- TASK BRIEF: Say how many lines hold the string "области", and nothing more.

[Data items]
::::::::::

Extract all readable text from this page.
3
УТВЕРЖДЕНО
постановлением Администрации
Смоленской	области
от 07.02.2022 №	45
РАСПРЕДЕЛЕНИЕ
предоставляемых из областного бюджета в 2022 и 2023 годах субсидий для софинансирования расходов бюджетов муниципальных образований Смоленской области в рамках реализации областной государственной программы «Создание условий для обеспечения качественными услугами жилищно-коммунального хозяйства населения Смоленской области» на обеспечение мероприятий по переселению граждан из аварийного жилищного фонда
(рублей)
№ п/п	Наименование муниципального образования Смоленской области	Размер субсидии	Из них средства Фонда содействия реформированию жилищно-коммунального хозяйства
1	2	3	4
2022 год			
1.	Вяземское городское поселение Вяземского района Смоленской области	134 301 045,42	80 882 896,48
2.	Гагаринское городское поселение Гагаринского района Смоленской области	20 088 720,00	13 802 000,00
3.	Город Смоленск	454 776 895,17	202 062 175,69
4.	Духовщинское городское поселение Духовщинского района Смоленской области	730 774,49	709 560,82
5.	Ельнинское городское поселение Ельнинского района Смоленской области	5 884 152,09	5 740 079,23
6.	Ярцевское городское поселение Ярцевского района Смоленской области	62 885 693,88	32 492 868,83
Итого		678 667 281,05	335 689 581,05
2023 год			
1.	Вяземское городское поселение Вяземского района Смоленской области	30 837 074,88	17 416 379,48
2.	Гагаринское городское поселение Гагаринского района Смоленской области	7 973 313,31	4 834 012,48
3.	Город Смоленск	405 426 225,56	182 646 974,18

::::::::::

- RESULT: 10